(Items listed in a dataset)
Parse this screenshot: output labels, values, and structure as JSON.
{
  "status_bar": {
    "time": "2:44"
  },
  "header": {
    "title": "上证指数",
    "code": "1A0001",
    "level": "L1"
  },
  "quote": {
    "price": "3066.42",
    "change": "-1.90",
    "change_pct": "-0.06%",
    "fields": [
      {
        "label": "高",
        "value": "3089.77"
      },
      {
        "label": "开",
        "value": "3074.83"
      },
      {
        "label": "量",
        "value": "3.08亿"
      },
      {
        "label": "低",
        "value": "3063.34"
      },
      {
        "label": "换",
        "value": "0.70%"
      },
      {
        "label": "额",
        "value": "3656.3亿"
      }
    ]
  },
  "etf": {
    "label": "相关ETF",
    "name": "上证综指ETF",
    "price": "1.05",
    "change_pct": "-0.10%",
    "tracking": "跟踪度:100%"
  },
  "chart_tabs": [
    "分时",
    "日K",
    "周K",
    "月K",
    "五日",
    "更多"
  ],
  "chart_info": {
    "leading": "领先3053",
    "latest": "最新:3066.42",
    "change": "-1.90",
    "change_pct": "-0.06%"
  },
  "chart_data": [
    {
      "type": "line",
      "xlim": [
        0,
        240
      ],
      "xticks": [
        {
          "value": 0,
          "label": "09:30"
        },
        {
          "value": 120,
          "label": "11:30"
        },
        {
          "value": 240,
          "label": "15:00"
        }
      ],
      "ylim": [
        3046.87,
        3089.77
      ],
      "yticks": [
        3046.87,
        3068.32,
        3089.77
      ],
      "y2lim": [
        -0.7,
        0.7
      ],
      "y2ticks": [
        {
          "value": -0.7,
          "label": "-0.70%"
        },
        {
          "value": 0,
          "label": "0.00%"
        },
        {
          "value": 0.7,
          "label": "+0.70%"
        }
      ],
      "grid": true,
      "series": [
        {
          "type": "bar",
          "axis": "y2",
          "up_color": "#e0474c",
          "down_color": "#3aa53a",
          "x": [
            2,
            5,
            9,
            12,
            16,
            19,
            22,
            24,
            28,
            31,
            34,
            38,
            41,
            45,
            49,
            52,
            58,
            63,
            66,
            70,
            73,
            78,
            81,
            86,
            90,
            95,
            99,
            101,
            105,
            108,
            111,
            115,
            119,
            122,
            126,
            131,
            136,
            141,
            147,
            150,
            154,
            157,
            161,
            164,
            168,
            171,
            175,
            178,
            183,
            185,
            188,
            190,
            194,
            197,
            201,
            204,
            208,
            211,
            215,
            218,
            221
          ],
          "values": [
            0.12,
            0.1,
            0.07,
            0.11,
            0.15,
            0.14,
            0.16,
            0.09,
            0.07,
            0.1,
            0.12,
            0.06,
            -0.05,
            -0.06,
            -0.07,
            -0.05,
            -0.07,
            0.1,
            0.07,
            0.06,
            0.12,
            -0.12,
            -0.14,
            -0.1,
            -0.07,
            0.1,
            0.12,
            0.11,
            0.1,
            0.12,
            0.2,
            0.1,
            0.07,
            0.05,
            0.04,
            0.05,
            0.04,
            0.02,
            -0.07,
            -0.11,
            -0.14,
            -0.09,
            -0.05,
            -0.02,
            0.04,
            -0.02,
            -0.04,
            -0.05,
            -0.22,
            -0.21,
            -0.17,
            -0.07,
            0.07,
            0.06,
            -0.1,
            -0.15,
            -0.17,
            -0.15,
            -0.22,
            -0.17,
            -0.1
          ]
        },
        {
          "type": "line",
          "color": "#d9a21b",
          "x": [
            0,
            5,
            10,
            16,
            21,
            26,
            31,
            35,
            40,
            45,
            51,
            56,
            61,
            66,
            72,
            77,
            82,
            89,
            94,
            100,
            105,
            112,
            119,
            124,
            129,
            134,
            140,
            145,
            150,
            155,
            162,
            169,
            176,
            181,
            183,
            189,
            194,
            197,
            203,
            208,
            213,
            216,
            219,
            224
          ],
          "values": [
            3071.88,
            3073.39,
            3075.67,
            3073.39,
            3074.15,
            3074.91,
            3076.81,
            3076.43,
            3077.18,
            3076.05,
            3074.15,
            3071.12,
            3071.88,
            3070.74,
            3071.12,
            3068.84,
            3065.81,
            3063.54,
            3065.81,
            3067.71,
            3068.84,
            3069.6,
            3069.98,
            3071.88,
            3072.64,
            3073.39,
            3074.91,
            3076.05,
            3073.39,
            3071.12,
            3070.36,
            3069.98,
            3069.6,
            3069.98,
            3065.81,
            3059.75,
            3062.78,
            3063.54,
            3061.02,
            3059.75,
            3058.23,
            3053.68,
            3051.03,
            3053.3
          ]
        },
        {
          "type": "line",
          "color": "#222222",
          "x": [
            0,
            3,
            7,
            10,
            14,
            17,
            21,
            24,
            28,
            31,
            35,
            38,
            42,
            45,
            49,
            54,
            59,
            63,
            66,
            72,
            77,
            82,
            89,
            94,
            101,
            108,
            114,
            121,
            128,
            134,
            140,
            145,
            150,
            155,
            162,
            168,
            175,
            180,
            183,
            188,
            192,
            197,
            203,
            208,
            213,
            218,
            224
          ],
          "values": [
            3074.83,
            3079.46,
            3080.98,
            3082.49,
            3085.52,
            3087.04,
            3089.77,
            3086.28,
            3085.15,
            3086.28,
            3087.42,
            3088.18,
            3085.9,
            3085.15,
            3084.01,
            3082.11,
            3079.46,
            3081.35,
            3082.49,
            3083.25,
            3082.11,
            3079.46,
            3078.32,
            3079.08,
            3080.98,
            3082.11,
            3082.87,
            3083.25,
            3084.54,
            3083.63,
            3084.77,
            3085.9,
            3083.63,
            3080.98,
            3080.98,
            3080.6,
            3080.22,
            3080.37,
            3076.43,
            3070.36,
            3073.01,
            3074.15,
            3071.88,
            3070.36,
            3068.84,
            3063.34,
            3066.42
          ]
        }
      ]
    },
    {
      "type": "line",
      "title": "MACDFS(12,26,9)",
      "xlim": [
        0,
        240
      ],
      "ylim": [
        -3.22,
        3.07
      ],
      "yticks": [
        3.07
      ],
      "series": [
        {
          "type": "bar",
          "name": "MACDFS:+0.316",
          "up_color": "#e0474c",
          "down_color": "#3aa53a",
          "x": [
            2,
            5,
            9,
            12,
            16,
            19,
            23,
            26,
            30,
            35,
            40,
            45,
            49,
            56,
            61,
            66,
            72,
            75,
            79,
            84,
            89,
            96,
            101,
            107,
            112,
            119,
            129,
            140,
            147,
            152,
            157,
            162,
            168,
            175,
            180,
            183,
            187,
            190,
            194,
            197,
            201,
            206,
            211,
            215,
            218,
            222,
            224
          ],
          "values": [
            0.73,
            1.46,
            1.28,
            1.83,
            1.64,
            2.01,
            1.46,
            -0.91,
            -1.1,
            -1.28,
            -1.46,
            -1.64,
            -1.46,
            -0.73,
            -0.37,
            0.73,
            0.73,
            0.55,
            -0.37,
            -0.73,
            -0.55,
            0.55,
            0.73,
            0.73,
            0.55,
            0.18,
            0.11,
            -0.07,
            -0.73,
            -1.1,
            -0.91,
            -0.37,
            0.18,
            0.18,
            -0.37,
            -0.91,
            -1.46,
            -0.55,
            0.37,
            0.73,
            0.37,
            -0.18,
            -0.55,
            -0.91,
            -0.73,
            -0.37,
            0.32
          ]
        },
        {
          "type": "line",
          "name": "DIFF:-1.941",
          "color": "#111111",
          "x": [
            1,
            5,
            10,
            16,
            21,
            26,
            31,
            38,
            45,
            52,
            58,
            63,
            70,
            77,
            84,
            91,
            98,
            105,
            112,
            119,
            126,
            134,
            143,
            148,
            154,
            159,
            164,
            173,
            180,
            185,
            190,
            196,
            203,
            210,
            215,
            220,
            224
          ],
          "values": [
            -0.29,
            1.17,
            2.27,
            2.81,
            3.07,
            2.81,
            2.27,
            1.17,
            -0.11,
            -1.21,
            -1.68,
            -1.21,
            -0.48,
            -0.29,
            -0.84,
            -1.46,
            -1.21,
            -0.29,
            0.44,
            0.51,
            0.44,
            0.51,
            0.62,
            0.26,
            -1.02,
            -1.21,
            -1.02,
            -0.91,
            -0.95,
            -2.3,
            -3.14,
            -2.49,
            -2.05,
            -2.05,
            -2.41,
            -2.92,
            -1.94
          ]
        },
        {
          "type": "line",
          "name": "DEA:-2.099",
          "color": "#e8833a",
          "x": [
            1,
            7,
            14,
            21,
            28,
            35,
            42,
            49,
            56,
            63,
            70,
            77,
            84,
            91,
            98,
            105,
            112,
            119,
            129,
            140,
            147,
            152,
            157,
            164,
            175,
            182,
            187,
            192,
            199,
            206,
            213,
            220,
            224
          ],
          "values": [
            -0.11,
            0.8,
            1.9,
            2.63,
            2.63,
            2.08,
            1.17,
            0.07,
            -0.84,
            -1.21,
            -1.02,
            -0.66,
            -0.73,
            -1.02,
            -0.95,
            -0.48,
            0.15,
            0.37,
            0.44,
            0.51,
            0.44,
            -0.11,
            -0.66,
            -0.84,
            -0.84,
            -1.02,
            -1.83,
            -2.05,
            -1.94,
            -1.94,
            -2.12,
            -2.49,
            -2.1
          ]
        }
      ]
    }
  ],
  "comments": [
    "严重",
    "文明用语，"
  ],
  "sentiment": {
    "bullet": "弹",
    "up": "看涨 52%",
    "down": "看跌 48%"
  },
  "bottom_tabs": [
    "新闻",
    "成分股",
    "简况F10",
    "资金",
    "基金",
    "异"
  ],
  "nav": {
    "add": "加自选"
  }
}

- [Exercise aim]: Show, from the listing above, each line that contains the word "name".

- [Full answer]:
    "name": "上证综指ETF",
          "name": "MACDFS:+0.316",
          "name": "DIFF:-1.941",
          "name": "DEA:-2.099",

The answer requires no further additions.